■ **GIVEN TASK**:
Return the listing below verbatim. Pictures do not belong in the copy.

** start of STORED RECORDS **

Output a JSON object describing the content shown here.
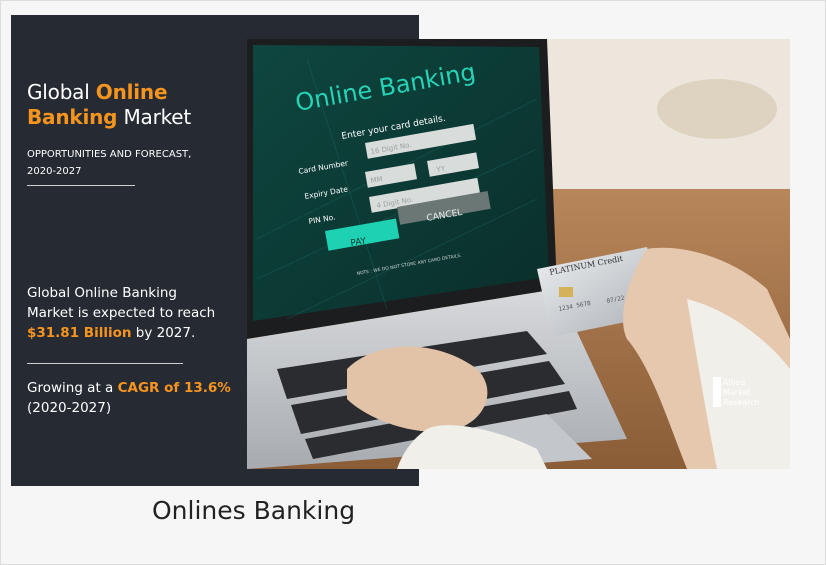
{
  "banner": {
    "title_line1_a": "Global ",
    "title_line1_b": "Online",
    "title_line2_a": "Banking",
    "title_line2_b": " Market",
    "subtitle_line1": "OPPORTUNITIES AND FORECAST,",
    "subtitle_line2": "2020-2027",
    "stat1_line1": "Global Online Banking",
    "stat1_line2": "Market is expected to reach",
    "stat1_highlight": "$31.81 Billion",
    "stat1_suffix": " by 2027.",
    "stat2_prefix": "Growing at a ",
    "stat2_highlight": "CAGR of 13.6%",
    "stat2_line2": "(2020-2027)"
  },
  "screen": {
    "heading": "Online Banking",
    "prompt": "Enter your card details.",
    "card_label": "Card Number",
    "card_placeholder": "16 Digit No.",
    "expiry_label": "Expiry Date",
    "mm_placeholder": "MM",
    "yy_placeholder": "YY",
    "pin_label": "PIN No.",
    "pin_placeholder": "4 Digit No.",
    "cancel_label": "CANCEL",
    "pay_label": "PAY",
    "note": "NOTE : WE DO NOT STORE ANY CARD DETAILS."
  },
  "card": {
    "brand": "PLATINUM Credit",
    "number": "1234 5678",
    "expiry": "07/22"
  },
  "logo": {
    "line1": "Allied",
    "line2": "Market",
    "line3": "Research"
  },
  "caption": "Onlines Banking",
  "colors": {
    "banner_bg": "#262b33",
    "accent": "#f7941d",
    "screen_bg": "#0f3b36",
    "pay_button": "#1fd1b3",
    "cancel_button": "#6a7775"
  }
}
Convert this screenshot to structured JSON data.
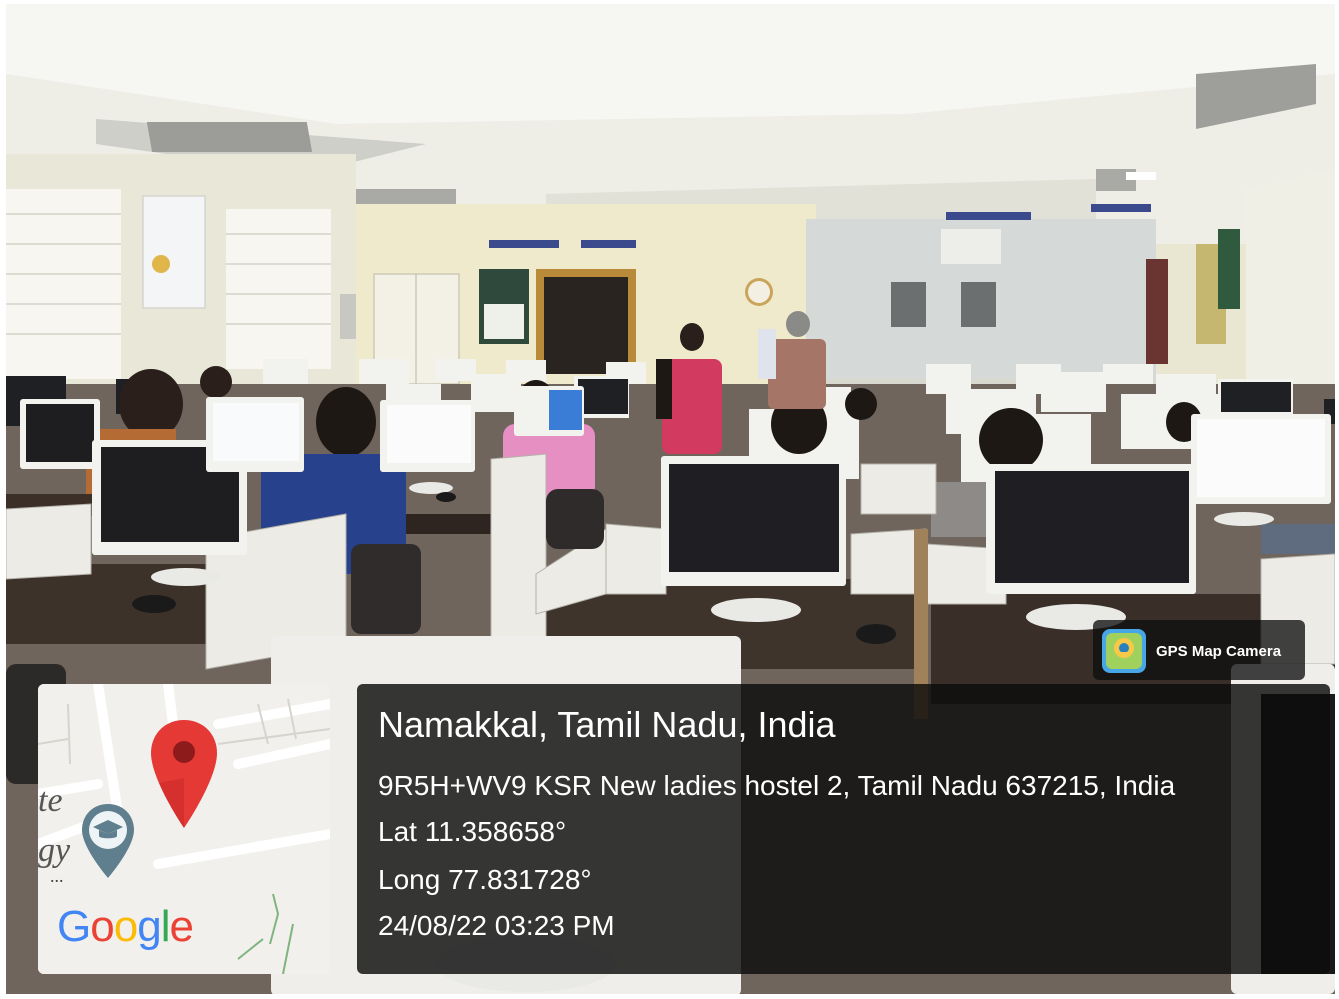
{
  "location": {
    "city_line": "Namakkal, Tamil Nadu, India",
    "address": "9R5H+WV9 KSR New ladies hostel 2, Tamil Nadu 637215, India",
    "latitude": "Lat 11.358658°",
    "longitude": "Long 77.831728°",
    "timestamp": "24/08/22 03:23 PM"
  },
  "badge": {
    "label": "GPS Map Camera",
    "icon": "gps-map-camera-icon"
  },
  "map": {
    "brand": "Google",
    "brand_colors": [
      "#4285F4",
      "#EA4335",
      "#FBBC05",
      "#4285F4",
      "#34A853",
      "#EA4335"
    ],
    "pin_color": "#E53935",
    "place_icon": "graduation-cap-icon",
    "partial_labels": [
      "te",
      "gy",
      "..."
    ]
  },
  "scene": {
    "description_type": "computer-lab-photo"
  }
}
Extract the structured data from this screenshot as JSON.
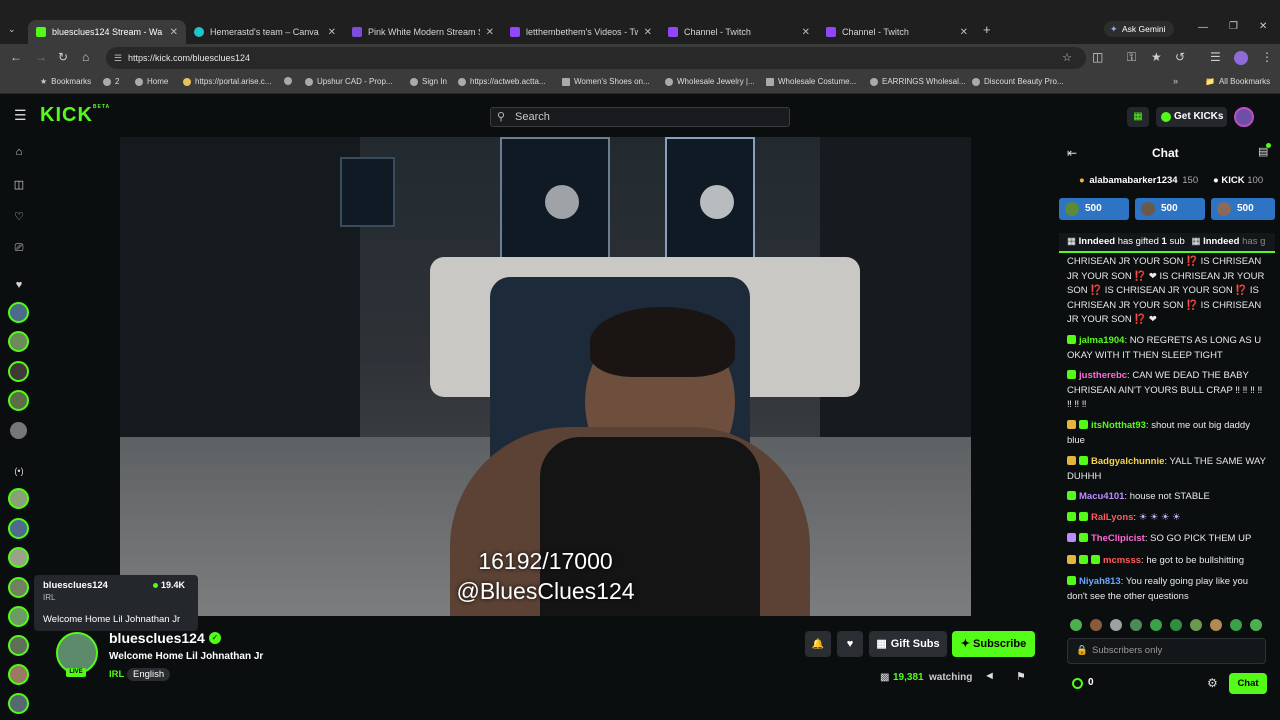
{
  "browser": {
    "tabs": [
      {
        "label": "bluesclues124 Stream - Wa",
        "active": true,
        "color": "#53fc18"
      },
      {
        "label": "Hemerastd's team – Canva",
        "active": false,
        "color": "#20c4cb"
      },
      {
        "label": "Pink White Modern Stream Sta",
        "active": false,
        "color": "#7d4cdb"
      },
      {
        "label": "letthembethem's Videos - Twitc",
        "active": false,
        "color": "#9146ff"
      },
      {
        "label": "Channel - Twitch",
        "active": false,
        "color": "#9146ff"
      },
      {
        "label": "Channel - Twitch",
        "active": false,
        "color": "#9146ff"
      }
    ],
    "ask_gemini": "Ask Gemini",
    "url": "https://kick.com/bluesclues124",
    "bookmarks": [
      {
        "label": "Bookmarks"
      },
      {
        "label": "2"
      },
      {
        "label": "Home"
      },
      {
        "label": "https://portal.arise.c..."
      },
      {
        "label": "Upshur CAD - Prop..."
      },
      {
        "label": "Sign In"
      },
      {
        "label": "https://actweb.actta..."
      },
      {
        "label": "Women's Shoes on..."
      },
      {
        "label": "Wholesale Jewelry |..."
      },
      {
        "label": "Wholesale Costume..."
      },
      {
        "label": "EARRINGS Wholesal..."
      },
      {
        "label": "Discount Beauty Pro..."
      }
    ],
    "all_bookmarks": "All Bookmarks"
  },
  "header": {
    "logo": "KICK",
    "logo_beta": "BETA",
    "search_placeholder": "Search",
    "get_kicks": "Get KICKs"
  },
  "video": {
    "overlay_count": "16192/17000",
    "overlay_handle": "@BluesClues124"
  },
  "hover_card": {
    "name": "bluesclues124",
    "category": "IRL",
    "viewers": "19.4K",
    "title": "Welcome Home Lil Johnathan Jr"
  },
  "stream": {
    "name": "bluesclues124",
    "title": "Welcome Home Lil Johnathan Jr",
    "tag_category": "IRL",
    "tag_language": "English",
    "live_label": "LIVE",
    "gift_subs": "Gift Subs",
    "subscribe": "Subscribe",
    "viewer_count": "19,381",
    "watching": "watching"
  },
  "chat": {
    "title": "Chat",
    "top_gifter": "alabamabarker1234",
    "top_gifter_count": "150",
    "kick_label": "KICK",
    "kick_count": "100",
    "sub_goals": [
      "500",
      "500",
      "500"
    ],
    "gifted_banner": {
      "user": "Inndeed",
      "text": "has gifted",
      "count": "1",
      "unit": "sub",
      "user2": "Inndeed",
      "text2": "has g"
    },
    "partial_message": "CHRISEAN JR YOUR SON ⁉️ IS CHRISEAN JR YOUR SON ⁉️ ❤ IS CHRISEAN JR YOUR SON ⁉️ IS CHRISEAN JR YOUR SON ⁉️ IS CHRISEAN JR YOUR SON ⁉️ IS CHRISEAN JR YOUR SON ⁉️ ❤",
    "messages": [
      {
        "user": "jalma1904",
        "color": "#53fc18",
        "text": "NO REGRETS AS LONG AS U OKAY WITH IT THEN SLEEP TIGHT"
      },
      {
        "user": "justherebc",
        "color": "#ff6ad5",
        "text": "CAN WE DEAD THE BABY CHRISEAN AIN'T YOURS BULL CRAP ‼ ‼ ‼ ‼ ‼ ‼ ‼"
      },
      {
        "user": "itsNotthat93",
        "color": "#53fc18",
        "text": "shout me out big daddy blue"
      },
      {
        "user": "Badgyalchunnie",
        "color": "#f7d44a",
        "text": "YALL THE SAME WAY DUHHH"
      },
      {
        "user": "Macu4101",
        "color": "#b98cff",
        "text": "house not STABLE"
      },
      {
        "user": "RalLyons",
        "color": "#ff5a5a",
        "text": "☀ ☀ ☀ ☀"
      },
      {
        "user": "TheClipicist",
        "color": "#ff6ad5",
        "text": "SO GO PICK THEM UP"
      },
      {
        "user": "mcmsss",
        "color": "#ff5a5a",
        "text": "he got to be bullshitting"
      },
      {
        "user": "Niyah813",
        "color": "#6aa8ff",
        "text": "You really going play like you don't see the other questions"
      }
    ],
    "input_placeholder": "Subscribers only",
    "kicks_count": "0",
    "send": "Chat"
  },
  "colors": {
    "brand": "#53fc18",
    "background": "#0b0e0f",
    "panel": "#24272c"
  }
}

** end of STORED RECORDS **

■ **FINISHED ANSWER**:
Output a JSON object describing the content shown here.
{
  "banner": {
    "title_line1_a": "Global ",
    "title_line1_b": "Online",
    "title_line2_a": "Banking",
    "title_line2_b": " Market",
    "subtitle_line1": "OPPORTUNITIES AND FORECAST,",
    "subtitle_line2": "2020-2027",
    "stat1_line1": "Global Online Banking",
    "stat1_line2": "Market is expected to reach",
    "stat1_highlight": "$31.81 Billion",
    "stat1_suffix": " by 2027.",
    "stat2_prefix": "Growing at a ",
    "stat2_highlight": "CAGR of 13.6%",
    "stat2_line2": "(2020-2027)"
  },
  "screen": {
    "heading": "Online Banking",
    "prompt": "Enter your card details.",
    "card_label": "Card Number",
    "card_placeholder": "16 Digit No.",
    "expiry_label": "Expiry Date",
    "mm_placeholder": "MM",
    "yy_placeholder": "YY",
    "pin_label": "PIN No.",
    "pin_placeholder": "4 Digit No.",
    "cancel_label": "CANCEL",
    "pay_label": "PAY",
    "note": "NOTE : WE DO NOT STORE ANY CARD DETAILS."
  },
  "card": {
    "brand": "PLATINUM Credit",
    "number": "1234 5678",
    "expiry": "07/22"
  },
  "logo": {
    "line1": "Allied",
    "line2": "Market",
    "line3": "Research"
  },
  "caption": "Onlines Banking",
  "colors": {
    "banner_bg": "#262b33",
    "accent": "#f7941d",
    "screen_bg": "#0f3b36",
    "pay_button": "#1fd1b3",
    "cancel_button": "#6a7775"
  }
}
Convert this screenshot to structured JSON data.
{
  "location": {
    "city_line": "Namakkal, Tamil Nadu, India",
    "address": "9R5H+WV9 KSR New ladies hostel 2, Tamil Nadu 637215, India",
    "latitude": "Lat 11.358658°",
    "longitude": "Long 77.831728°",
    "timestamp": "24/08/22 03:23 PM"
  },
  "badge": {
    "label": "GPS Map Camera",
    "icon": "gps-map-camera-icon"
  },
  "map": {
    "brand": "Google",
    "brand_colors": [
      "#4285F4",
      "#EA4335",
      "#FBBC05",
      "#4285F4",
      "#34A853",
      "#EA4335"
    ],
    "pin_color": "#E53935",
    "place_icon": "graduation-cap-icon",
    "partial_labels": [
      "te",
      "gy",
      "..."
    ]
  },
  "scene": {
    "description_type": "computer-lab-photo"
  }
}
Extract the structured data from this screenshot as JSON.
{
  "browser": {
    "tabs": [
      {
        "label": "bluesclues124 Stream - Wa",
        "active": true,
        "color": "#53fc18"
      },
      {
        "label": "Hemerastd's team – Canva",
        "active": false,
        "color": "#20c4cb"
      },
      {
        "label": "Pink White Modern Stream Sta",
        "active": false,
        "color": "#7d4cdb"
      },
      {
        "label": "letthembethem's Videos - Twitc",
        "active": false,
        "color": "#9146ff"
      },
      {
        "label": "Channel - Twitch",
        "active": false,
        "color": "#9146ff"
      },
      {
        "label": "Channel - Twitch",
        "active": false,
        "color": "#9146ff"
      }
    ],
    "ask_gemini": "Ask Gemini",
    "url": "https://kick.com/bluesclues124",
    "bookmarks": [
      {
        "label": "Bookmarks"
      },
      {
        "label": "2"
      },
      {
        "label": "Home"
      },
      {
        "label": "https://portal.arise.c..."
      },
      {
        "label": "Upshur CAD - Prop..."
      },
      {
        "label": "Sign In"
      },
      {
        "label": "https://actweb.actta..."
      },
      {
        "label": "Women's Shoes on..."
      },
      {
        "label": "Wholesale Jewelry |..."
      },
      {
        "label": "Wholesale Costume..."
      },
      {
        "label": "EARRINGS Wholesal..."
      },
      {
        "label": "Discount Beauty Pro..."
      }
    ],
    "all_bookmarks": "All Bookmarks"
  },
  "header": {
    "logo": "KICK",
    "logo_beta": "BETA",
    "search_placeholder": "Search",
    "get_kicks": "Get KICKs"
  },
  "video": {
    "overlay_count": "16192/17000",
    "overlay_handle": "@BluesClues124"
  },
  "hover_card": {
    "name": "bluesclues124",
    "category": "IRL",
    "viewers": "19.4K",
    "title": "Welcome Home Lil Johnathan Jr"
  },
  "stream": {
    "name": "bluesclues124",
    "title": "Welcome Home Lil Johnathan Jr",
    "tag_category": "IRL",
    "tag_language": "English",
    "live_label": "LIVE",
    "gift_subs": "Gift Subs",
    "subscribe": "Subscribe",
    "viewer_count": "19,381",
    "watching": "watching"
  },
  "chat": {
    "title": "Chat",
    "top_gifter": "alabamabarker1234",
    "top_gifter_count": "150",
    "kick_label": "KICK",
    "kick_count": "100",
    "sub_goals": [
      "500",
      "500",
      "500"
    ],
    "gifted_banner": {
      "user": "Inndeed",
      "text": "has gifted",
      "count": "1",
      "unit": "sub",
      "user2": "Inndeed",
      "text2": "has g"
    },
    "partial_message": "CHRISEAN JR YOUR SON ⁉️ IS CHRISEAN JR YOUR SON ⁉️ ❤ IS CHRISEAN JR YOUR SON ⁉️ IS CHRISEAN JR YOUR SON ⁉️ IS CHRISEAN JR YOUR SON ⁉️ IS CHRISEAN JR YOUR SON ⁉️ ❤",
    "messages": [
      {
        "user": "jalma1904",
        "color": "#53fc18",
        "text": "NO REGRETS AS LONG AS U OKAY WITH IT THEN SLEEP TIGHT"
      },
      {
        "user": "justherebc",
        "color": "#ff6ad5",
        "text": "CAN WE DEAD THE BABY CHRISEAN AIN'T YOURS BULL CRAP ‼ ‼ ‼ ‼ ‼ ‼ ‼"
      },
      {
        "user": "itsNotthat93",
        "color": "#53fc18",
        "text": "shout me out big daddy blue"
      },
      {
        "user": "Badgyalchunnie",
        "color": "#f7d44a",
        "text": "YALL THE SAME WAY DUHHH"
      },
      {
        "user": "Macu4101",
        "color": "#b98cff",
        "text": "house not STABLE"
      },
      {
        "user": "RalLyons",
        "color": "#ff5a5a",
        "text": "☀ ☀ ☀ ☀"
      },
      {
        "user": "TheClipicist",
        "color": "#ff6ad5",
        "text": "SO GO PICK THEM UP"
      },
      {
        "user": "mcmsss",
        "color": "#ff5a5a",
        "text": "he got to be bullshitting"
      },
      {
        "user": "Niyah813",
        "color": "#6aa8ff",
        "text": "You really going play like you don't see the other questions"
      }
    ],
    "input_placeholder": "Subscribers only",
    "kicks_count": "0",
    "send": "Chat"
  },
  "colors": {
    "brand": "#53fc18",
    "background": "#0b0e0f",
    "panel": "#24272c"
  }
}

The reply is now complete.